* [Stated goal] Without the images, print all the entries below exactly as given.

-- start of Records --

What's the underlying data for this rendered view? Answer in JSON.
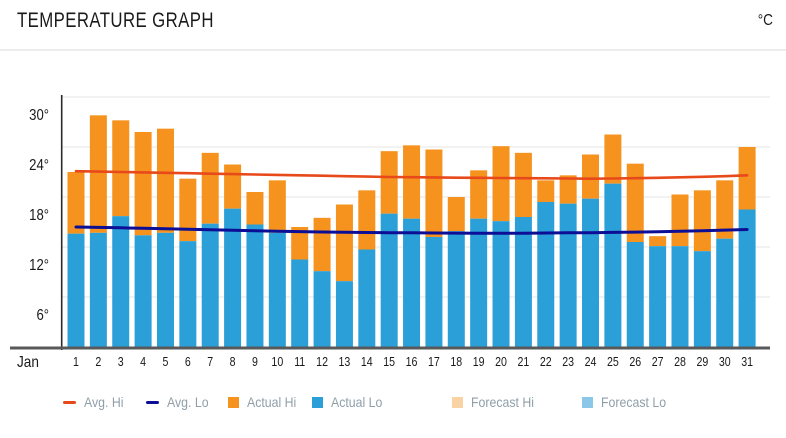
{
  "header": {
    "title": "TEMPERATURE GRAPH",
    "unit": "°C"
  },
  "chart_data": {
    "type": "bar",
    "title": "TEMPERATURE GRAPH",
    "unit": "°C",
    "month_label": "Jan",
    "x": [
      1,
      2,
      3,
      4,
      5,
      6,
      7,
      8,
      9,
      10,
      11,
      12,
      13,
      14,
      15,
      16,
      17,
      18,
      19,
      20,
      21,
      22,
      23,
      24,
      25,
      26,
      27,
      28,
      29,
      30,
      31
    ],
    "yticks": [
      6,
      12,
      18,
      24,
      30
    ],
    "ytick_labels": [
      "6°",
      "12°",
      "18°",
      "24°",
      "30°"
    ],
    "ylim": [
      0,
      30
    ],
    "grid": true,
    "legend_position": "bottom",
    "series": [
      {
        "name": "Avg. Hi",
        "type": "line",
        "color": "#e8491b",
        "values": [
          21.1,
          21.05,
          21.0,
          20.95,
          20.9,
          20.85,
          20.8,
          20.75,
          20.7,
          20.65,
          20.6,
          20.55,
          20.5,
          20.45,
          20.4,
          20.38,
          20.35,
          20.32,
          20.3,
          20.28,
          20.26,
          20.24,
          20.22,
          20.2,
          20.22,
          20.26,
          20.3,
          20.36,
          20.42,
          20.5,
          20.6
        ]
      },
      {
        "name": "Avg. Lo",
        "type": "line",
        "color": "#0d0e96",
        "values": [
          14.4,
          14.35,
          14.3,
          14.25,
          14.2,
          14.13,
          14.06,
          14.0,
          13.95,
          13.9,
          13.85,
          13.8,
          13.77,
          13.74,
          13.72,
          13.7,
          13.68,
          13.67,
          13.66,
          13.65,
          13.66,
          13.68,
          13.7,
          13.72,
          13.75,
          13.79,
          13.84,
          13.9,
          13.96,
          14.03,
          14.1
        ]
      },
      {
        "name": "Actual Hi",
        "type": "bar",
        "color": "#f5931e",
        "values": [
          21.0,
          27.8,
          27.2,
          25.8,
          26.2,
          20.2,
          23.3,
          21.9,
          18.6,
          20.0,
          14.4,
          15.5,
          17.1,
          18.8,
          23.5,
          24.2,
          23.7,
          18.0,
          21.2,
          24.1,
          23.3,
          20.0,
          20.6,
          23.1,
          25.5,
          22.0,
          13.3,
          18.3,
          18.8,
          20.0,
          24.0
        ]
      },
      {
        "name": "Actual Lo",
        "type": "bar",
        "color": "#2b9fd7",
        "values": [
          13.6,
          13.7,
          15.7,
          13.4,
          13.7,
          12.7,
          14.8,
          16.6,
          14.7,
          13.7,
          10.5,
          9.1,
          7.9,
          11.7,
          16.0,
          15.4,
          13.2,
          13.9,
          15.4,
          15.1,
          15.6,
          17.4,
          17.2,
          17.8,
          19.6,
          12.6,
          12.1,
          12.1,
          11.5,
          13.0,
          16.5
        ]
      },
      {
        "name": "Forecast Hi",
        "type": "bar",
        "color": "#f9d3a4",
        "values": []
      },
      {
        "name": "Forecast Lo",
        "type": "bar",
        "color": "#8bc7e8",
        "values": []
      }
    ],
    "colors": {
      "grid": "#ededed",
      "axis_bottom": "#58595b",
      "axis_left": "#2b2b2b",
      "text": "#1a1a1a",
      "legend_text": "#8f9fa9"
    }
  }
}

-- end of Records --

* [Answer]
What's the underlying data for this rendered view? Answer in JSON.
{
  "header": {
    "title": "TEMPERATURE GRAPH",
    "unit": "°C"
  },
  "chart_data": {
    "type": "bar",
    "title": "TEMPERATURE GRAPH",
    "unit": "°C",
    "month_label": "Jan",
    "x": [
      1,
      2,
      3,
      4,
      5,
      6,
      7,
      8,
      9,
      10,
      11,
      12,
      13,
      14,
      15,
      16,
      17,
      18,
      19,
      20,
      21,
      22,
      23,
      24,
      25,
      26,
      27,
      28,
      29,
      30,
      31
    ],
    "yticks": [
      6,
      12,
      18,
      24,
      30
    ],
    "ytick_labels": [
      "6°",
      "12°",
      "18°",
      "24°",
      "30°"
    ],
    "ylim": [
      0,
      30
    ],
    "grid": true,
    "legend_position": "bottom",
    "series": [
      {
        "name": "Avg. Hi",
        "type": "line",
        "color": "#e8491b",
        "values": [
          21.1,
          21.05,
          21.0,
          20.95,
          20.9,
          20.85,
          20.8,
          20.75,
          20.7,
          20.65,
          20.6,
          20.55,
          20.5,
          20.45,
          20.4,
          20.38,
          20.35,
          20.32,
          20.3,
          20.28,
          20.26,
          20.24,
          20.22,
          20.2,
          20.22,
          20.26,
          20.3,
          20.36,
          20.42,
          20.5,
          20.6
        ]
      },
      {
        "name": "Avg. Lo",
        "type": "line",
        "color": "#0d0e96",
        "values": [
          14.4,
          14.35,
          14.3,
          14.25,
          14.2,
          14.13,
          14.06,
          14.0,
          13.95,
          13.9,
          13.85,
          13.8,
          13.77,
          13.74,
          13.72,
          13.7,
          13.68,
          13.67,
          13.66,
          13.65,
          13.66,
          13.68,
          13.7,
          13.72,
          13.75,
          13.79,
          13.84,
          13.9,
          13.96,
          14.03,
          14.1
        ]
      },
      {
        "name": "Actual Hi",
        "type": "bar",
        "color": "#f5931e",
        "values": [
          21.0,
          27.8,
          27.2,
          25.8,
          26.2,
          20.2,
          23.3,
          21.9,
          18.6,
          20.0,
          14.4,
          15.5,
          17.1,
          18.8,
          23.5,
          24.2,
          23.7,
          18.0,
          21.2,
          24.1,
          23.3,
          20.0,
          20.6,
          23.1,
          25.5,
          22.0,
          13.3,
          18.3,
          18.8,
          20.0,
          24.0
        ]
      },
      {
        "name": "Actual Lo",
        "type": "bar",
        "color": "#2b9fd7",
        "values": [
          13.6,
          13.7,
          15.7,
          13.4,
          13.7,
          12.7,
          14.8,
          16.6,
          14.7,
          13.7,
          10.5,
          9.1,
          7.9,
          11.7,
          16.0,
          15.4,
          13.2,
          13.9,
          15.4,
          15.1,
          15.6,
          17.4,
          17.2,
          17.8,
          19.6,
          12.6,
          12.1,
          12.1,
          11.5,
          13.0,
          16.5
        ]
      },
      {
        "name": "Forecast Hi",
        "type": "bar",
        "color": "#f9d3a4",
        "values": []
      },
      {
        "name": "Forecast Lo",
        "type": "bar",
        "color": "#8bc7e8",
        "values": []
      }
    ],
    "colors": {
      "grid": "#ededed",
      "axis_bottom": "#58595b",
      "axis_left": "#2b2b2b",
      "text": "#1a1a1a",
      "legend_text": "#8f9fa9"
    }
  }
}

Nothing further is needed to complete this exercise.